# Problem
Print every line of the listing exactly, please.

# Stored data
· · · · · · ·
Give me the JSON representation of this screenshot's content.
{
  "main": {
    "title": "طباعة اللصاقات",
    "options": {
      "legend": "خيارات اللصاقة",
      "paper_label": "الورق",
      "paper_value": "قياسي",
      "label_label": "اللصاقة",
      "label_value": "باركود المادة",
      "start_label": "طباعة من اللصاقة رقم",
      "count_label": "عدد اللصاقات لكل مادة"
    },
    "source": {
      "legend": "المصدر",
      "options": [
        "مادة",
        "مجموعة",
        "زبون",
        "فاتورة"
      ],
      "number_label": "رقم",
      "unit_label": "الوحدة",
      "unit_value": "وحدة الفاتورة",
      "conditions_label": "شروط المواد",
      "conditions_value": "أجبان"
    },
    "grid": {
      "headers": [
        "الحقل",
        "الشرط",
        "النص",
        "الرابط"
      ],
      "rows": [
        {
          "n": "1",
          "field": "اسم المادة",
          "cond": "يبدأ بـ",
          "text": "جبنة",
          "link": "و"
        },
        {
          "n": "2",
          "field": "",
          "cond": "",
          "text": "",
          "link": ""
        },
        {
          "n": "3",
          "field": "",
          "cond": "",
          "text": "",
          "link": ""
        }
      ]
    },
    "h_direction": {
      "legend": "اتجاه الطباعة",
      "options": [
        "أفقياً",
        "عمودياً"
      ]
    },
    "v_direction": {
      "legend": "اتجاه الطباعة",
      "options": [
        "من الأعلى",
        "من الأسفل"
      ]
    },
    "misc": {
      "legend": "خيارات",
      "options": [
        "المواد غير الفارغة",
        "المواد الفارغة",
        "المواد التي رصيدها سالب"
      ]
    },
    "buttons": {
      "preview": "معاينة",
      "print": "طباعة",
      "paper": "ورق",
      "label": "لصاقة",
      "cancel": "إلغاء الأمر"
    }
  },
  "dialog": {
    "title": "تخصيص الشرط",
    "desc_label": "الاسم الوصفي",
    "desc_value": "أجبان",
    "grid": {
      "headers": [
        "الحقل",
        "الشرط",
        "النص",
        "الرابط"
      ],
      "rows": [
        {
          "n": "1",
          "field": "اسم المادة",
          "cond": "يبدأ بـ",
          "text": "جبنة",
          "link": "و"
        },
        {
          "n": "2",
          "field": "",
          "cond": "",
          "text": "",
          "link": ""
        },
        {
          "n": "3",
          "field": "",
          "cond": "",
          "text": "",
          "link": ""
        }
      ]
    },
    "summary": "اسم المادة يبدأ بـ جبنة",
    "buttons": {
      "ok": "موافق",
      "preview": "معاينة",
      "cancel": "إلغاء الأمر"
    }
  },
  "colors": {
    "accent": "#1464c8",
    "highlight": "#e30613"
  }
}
· · · · · · ·
# Full output
Give me the JSON representation of this screenshot's content.
{
  "main": {
    "title": "طباعة اللصاقات",
    "options": {
      "legend": "خيارات اللصاقة",
      "paper_label": "الورق",
      "paper_value": "قياسي",
      "label_label": "اللصاقة",
      "label_value": "باركود المادة",
      "start_label": "طباعة من اللصاقة رقم",
      "count_label": "عدد اللصاقات لكل مادة"
    },
    "source": {
      "legend": "المصدر",
      "options": [
        "مادة",
        "مجموعة",
        "زبون",
        "فاتورة"
      ],
      "number_label": "رقم",
      "unit_label": "الوحدة",
      "unit_value": "وحدة الفاتورة",
      "conditions_label": "شروط المواد",
      "conditions_value": "أجبان"
    },
    "grid": {
      "headers": [
        "الحقل",
        "الشرط",
        "النص",
        "الرابط"
      ],
      "rows": [
        {
          "n": "1",
          "field": "اسم المادة",
          "cond": "يبدأ بـ",
          "text": "جبنة",
          "link": "و"
        },
        {
          "n": "2",
          "field": "",
          "cond": "",
          "text": "",
          "link": ""
        },
        {
          "n": "3",
          "field": "",
          "cond": "",
          "text": "",
          "link": ""
        }
      ]
    },
    "h_direction": {
      "legend": "اتجاه الطباعة",
      "options": [
        "أفقياً",
        "عمودياً"
      ]
    },
    "v_direction": {
      "legend": "اتجاه الطباعة",
      "options": [
        "من الأعلى",
        "من الأسفل"
      ]
    },
    "misc": {
      "legend": "خيارات",
      "options": [
        "المواد غير الفارغة",
        "المواد الفارغة",
        "المواد التي رصيدها سالب"
      ]
    },
    "buttons": {
      "preview": "معاينة",
      "print": "طباعة",
      "paper": "ورق",
      "label": "لصاقة",
      "cancel": "إلغاء الأمر"
    }
  },
  "dialog": {
    "title": "تخصيص الشرط",
    "desc_label": "الاسم الوصفي",
    "desc_value": "أجبان",
    "grid": {
      "headers": [
        "الحقل",
        "الشرط",
        "النص",
        "الرابط"
      ],
      "rows": [
        {
          "n": "1",
          "field": "اسم المادة",
          "cond": "يبدأ بـ",
          "text": "جبنة",
          "link": "و"
        },
        {
          "n": "2",
          "field": "",
          "cond": "",
          "text": "",
          "link": ""
        },
        {
          "n": "3",
          "field": "",
          "cond": "",
          "text": "",
          "link": ""
        }
      ]
    },
    "summary": "اسم المادة يبدأ بـ جبنة",
    "buttons": {
      "ok": "موافق",
      "preview": "معاينة",
      "cancel": "إلغاء الأمر"
    }
  },
  "colors": {
    "accent": "#1464c8",
    "highlight": "#e30613"
  }
}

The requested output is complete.